Hunt for the word "JSON" across the entries below, copying each line that holds it.

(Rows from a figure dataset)
┌──
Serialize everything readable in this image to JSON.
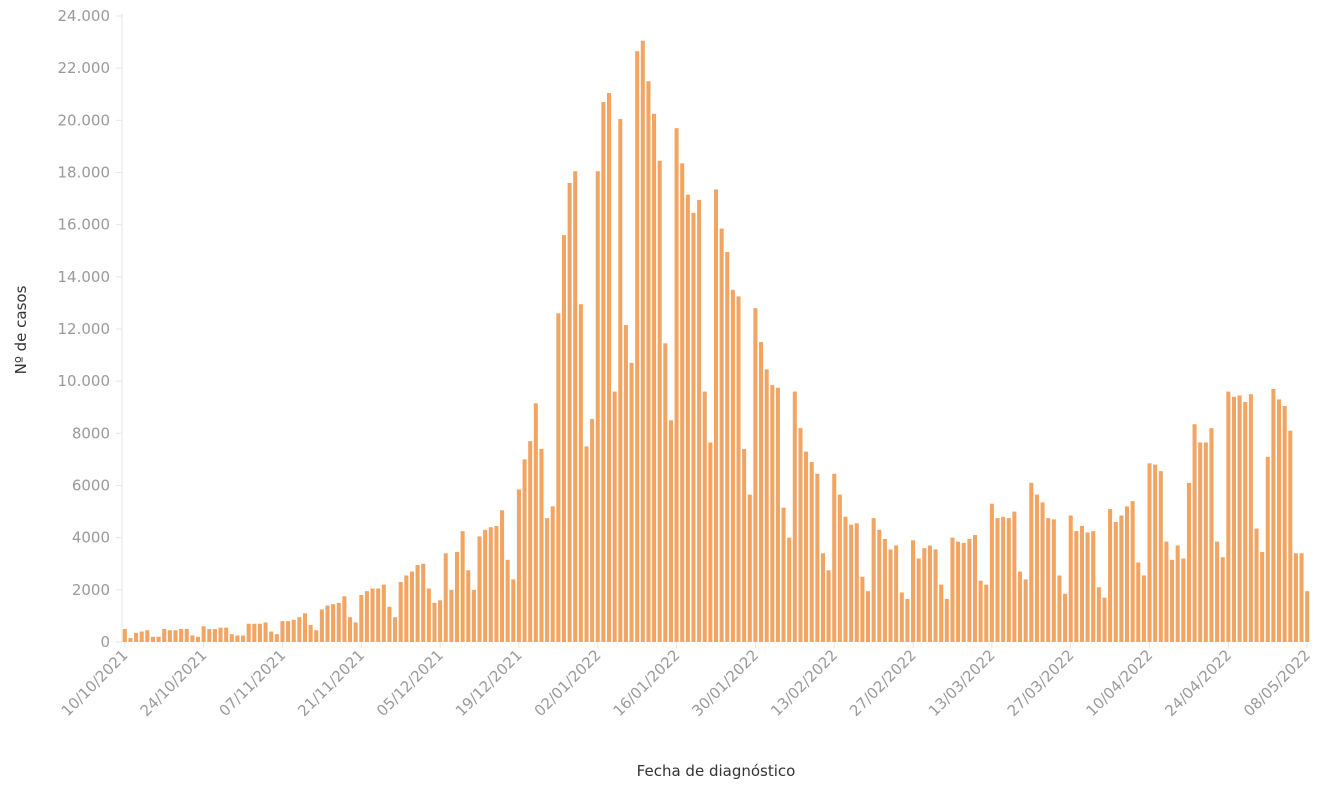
{
  "chart_data": {
    "type": "bar",
    "x_label": "Fecha de diagnóstico",
    "y_label": "Nº de casos",
    "color": "#f2a563",
    "ylim": [
      0,
      24000
    ],
    "yticks": [
      0,
      2000,
      4000,
      6000,
      8000,
      {
        "value": 10000,
        "label": "10.000"
      },
      {
        "value": 12000,
        "label": "12.000"
      },
      {
        "value": 14000,
        "label": "14.000"
      },
      {
        "value": 16000,
        "label": "16.000"
      },
      {
        "value": 18000,
        "label": "18.000"
      },
      {
        "value": 20000,
        "label": "20.000"
      },
      {
        "value": 22000,
        "label": "22.000"
      },
      {
        "value": 24000,
        "label": "24.000"
      }
    ],
    "categories": [
      "10/10/2021",
      null,
      null,
      null,
      null,
      null,
      null,
      null,
      null,
      null,
      null,
      null,
      null,
      null,
      "24/10/2021",
      null,
      null,
      null,
      null,
      null,
      null,
      null,
      null,
      null,
      null,
      null,
      null,
      null,
      "07/11/2021",
      null,
      null,
      null,
      null,
      null,
      null,
      null,
      null,
      null,
      null,
      null,
      null,
      null,
      "21/11/2021",
      null,
      null,
      null,
      null,
      null,
      null,
      null,
      null,
      null,
      null,
      null,
      null,
      null,
      "05/12/2021",
      null,
      null,
      null,
      null,
      null,
      null,
      null,
      null,
      null,
      null,
      null,
      null,
      null,
      "19/12/2021",
      null,
      null,
      null,
      null,
      null,
      null,
      null,
      null,
      null,
      null,
      null,
      null,
      null,
      "02/01/2022",
      null,
      null,
      null,
      null,
      null,
      null,
      null,
      null,
      null,
      null,
      null,
      null,
      null,
      "16/01/2022",
      null,
      null,
      null,
      null,
      null,
      null,
      null,
      null,
      null,
      null,
      null,
      null,
      null,
      "30/01/2022",
      null,
      null,
      null,
      null,
      null,
      null,
      null,
      null,
      null,
      null,
      null,
      null,
      null,
      "13/02/2022",
      null,
      null,
      null,
      null,
      null,
      null,
      null,
      null,
      null,
      null,
      null,
      null,
      null,
      "27/02/2022",
      null,
      null,
      null,
      null,
      null,
      null,
      null,
      null,
      null,
      null,
      null,
      null,
      null,
      "13/03/2022",
      null,
      null,
      null,
      null,
      null,
      null,
      null,
      null,
      null,
      null,
      null,
      null,
      null,
      "27/03/2022",
      null,
      null,
      null,
      null,
      null,
      null,
      null,
      null,
      null,
      null,
      null,
      null,
      null,
      "10/04/2022",
      null,
      null,
      null,
      null,
      null,
      null,
      null,
      null,
      null,
      null,
      null,
      null,
      null,
      "24/04/2022",
      null,
      null,
      null,
      null,
      null,
      null,
      null,
      null,
      null,
      null,
      null,
      null,
      null,
      "08/05/2022"
    ],
    "values": [
      500,
      150,
      350,
      400,
      450,
      200,
      200,
      500,
      450,
      450,
      500,
      500,
      250,
      200,
      600,
      500,
      500,
      550,
      550,
      300,
      250,
      250,
      700,
      700,
      700,
      750,
      400,
      300,
      800,
      800,
      850,
      950,
      1100,
      650,
      450,
      1250,
      1400,
      1450,
      1500,
      1750,
      950,
      750,
      1800,
      1950,
      2050,
      2050,
      2200,
      1350,
      950,
      2300,
      2550,
      2700,
      2950,
      3000,
      2050,
      1500,
      1600,
      3400,
      2000,
      3450,
      4250,
      2750,
      2000,
      4050,
      4300,
      4400,
      4450,
      5050,
      3150,
      2400,
      5850,
      7000,
      7700,
      9150,
      7400,
      4750,
      5200,
      12600,
      15600,
      17600,
      18050,
      12950,
      7500,
      8550,
      18050,
      20700,
      21050,
      9600,
      20050,
      12150,
      10700,
      22650,
      23050,
      21500,
      20250,
      18450,
      11450,
      8500,
      19700,
      18350,
      17150,
      16450,
      16950,
      9600,
      7650,
      17350,
      15850,
      14950,
      13500,
      13250,
      7400,
      5650,
      12800,
      11500,
      10450,
      9850,
      9750,
      5150,
      4000,
      9600,
      8200,
      7300,
      6900,
      6450,
      3400,
      2750,
      6450,
      5650,
      4800,
      4500,
      4550,
      2500,
      1950,
      4750,
      4300,
      3950,
      3550,
      3700,
      1900,
      1650,
      3900,
      3200,
      3600,
      3700,
      3550,
      2200,
      1650,
      4000,
      3850,
      3800,
      3950,
      4100,
      2350,
      2200,
      5300,
      4750,
      4800,
      4750,
      5000,
      2700,
      2400,
      6100,
      5650,
      5350,
      4750,
      4700,
      2550,
      1850,
      4850,
      4250,
      4450,
      4200,
      4250,
      2100,
      1700,
      5100,
      4600,
      4850,
      5200,
      5400,
      3050,
      2550,
      6850,
      6800,
      6550,
      3850,
      3150,
      3700,
      3200,
      6100,
      8350,
      7650,
      7650,
      8200,
      3850,
      3250,
      9600,
      9400,
      9450,
      9200,
      9500,
      4350,
      3450,
      7100,
      9700,
      9300,
      9050,
      8100,
      3400,
      3400,
      1950
    ]
  }
}
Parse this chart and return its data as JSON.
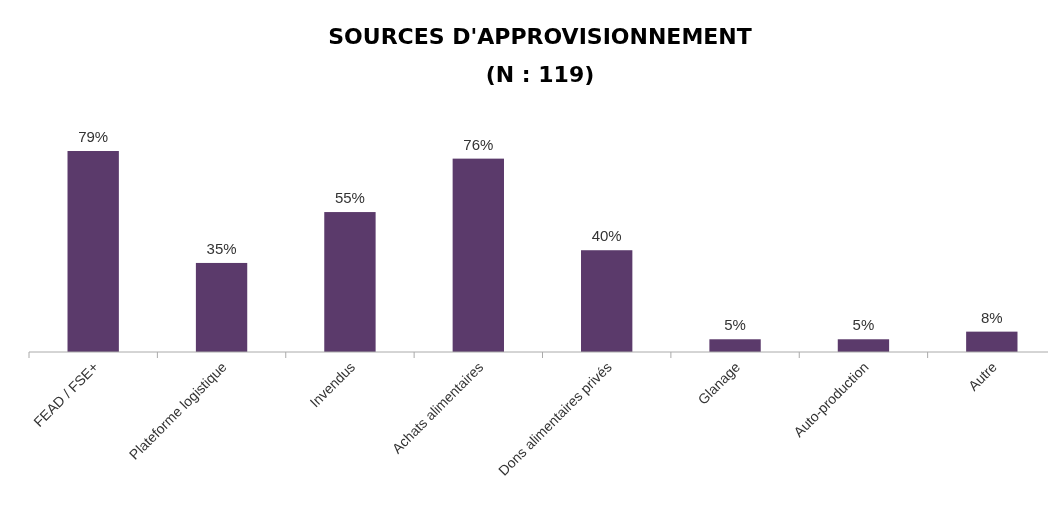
{
  "chart_data": {
    "type": "bar",
    "title": "SOURCES D'APPROVISIONNEMENT",
    "subtitle": "(N : 119)",
    "categories": [
      "FEAD / FSE+",
      "Plateforme logistique",
      "Invendus",
      "Achats alimentaires",
      "Dons alimentaires privés",
      "Glanage",
      "Auto-production",
      "Autre"
    ],
    "values": [
      79,
      35,
      55,
      76,
      40,
      5,
      5,
      8
    ],
    "value_labels": [
      "79%",
      "35%",
      "55%",
      "76%",
      "40%",
      "5%",
      "5%",
      "8%"
    ],
    "color": "#5b3a6b"
  }
}
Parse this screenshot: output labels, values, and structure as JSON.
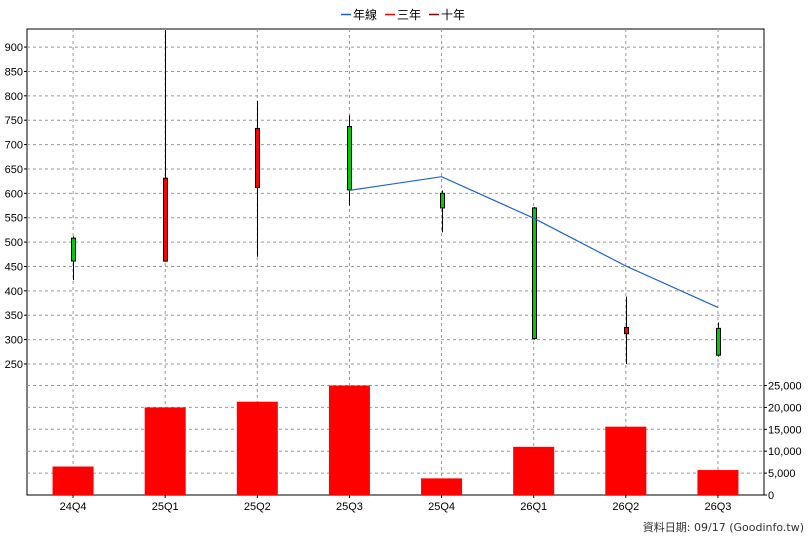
{
  "chart_data": {
    "type": "candlestick",
    "categories": [
      "24Q4",
      "25Q1",
      "25Q2",
      "25Q3",
      "25Q4",
      "26Q1",
      "26Q2",
      "26Q3"
    ],
    "legend": [
      {
        "label": "年線",
        "color": "#1e64c8"
      },
      {
        "label": "三年",
        "color": "#ff0000"
      },
      {
        "label": "十年",
        "color": "#800000"
      }
    ],
    "price_axis": {
      "ticks": [
        250,
        300,
        350,
        400,
        450,
        500,
        550,
        600,
        650,
        700,
        750,
        800,
        850,
        900
      ],
      "ylim": [
        213,
        935
      ]
    },
    "volume_axis": {
      "ticks": [
        0,
        5000,
        10000,
        15000,
        20000,
        25000
      ],
      "tick_labels": [
        "0",
        "5,000",
        "10,000",
        "15,000",
        "20,000",
        "25,000"
      ],
      "ylim": [
        0,
        25800
      ]
    },
    "candles": [
      {
        "open": 461,
        "high": 512,
        "low": 422,
        "close": 508,
        "color": "#00cc00"
      },
      {
        "open": 461,
        "high": 935,
        "low": 460,
        "close": 631,
        "color": "#ff0000"
      },
      {
        "open": 612,
        "high": 790,
        "low": 470,
        "close": 733,
        "color": "#ff0000"
      },
      {
        "open": 607,
        "high": 760,
        "low": 575,
        "close": 737,
        "color": "#00cc00"
      },
      {
        "open": 600,
        "high": 606,
        "low": 520,
        "close": 570,
        "color": "#00cc00"
      },
      {
        "open": 302,
        "high": 572,
        "low": 300,
        "close": 570,
        "color": "#00cc00"
      },
      {
        "open": 325,
        "high": 388,
        "low": 250,
        "close": 312,
        "color": "#ff0000"
      },
      {
        "open": 323,
        "high": 335,
        "low": 265,
        "close": 268,
        "color": "#00cc00"
      }
    ],
    "year_line": {
      "name": "年線",
      "start_index": 3,
      "values": [
        606,
        634,
        549,
        451,
        366
      ],
      "color": "#1e64c8"
    },
    "volume": {
      "values": [
        6500,
        20000,
        21300,
        25000,
        3800,
        11000,
        15600,
        5700
      ],
      "color": "#ff0000"
    },
    "grid": true
  },
  "footer": {
    "text": "資料日期: 09/17  (Goodinfo.tw)"
  }
}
└──
REPLY ->
Serialize everything readable in this image to JSON.
Parse this chart and return its data as JSON.
Parse this screenshot: output labels, values, and structure as JSON.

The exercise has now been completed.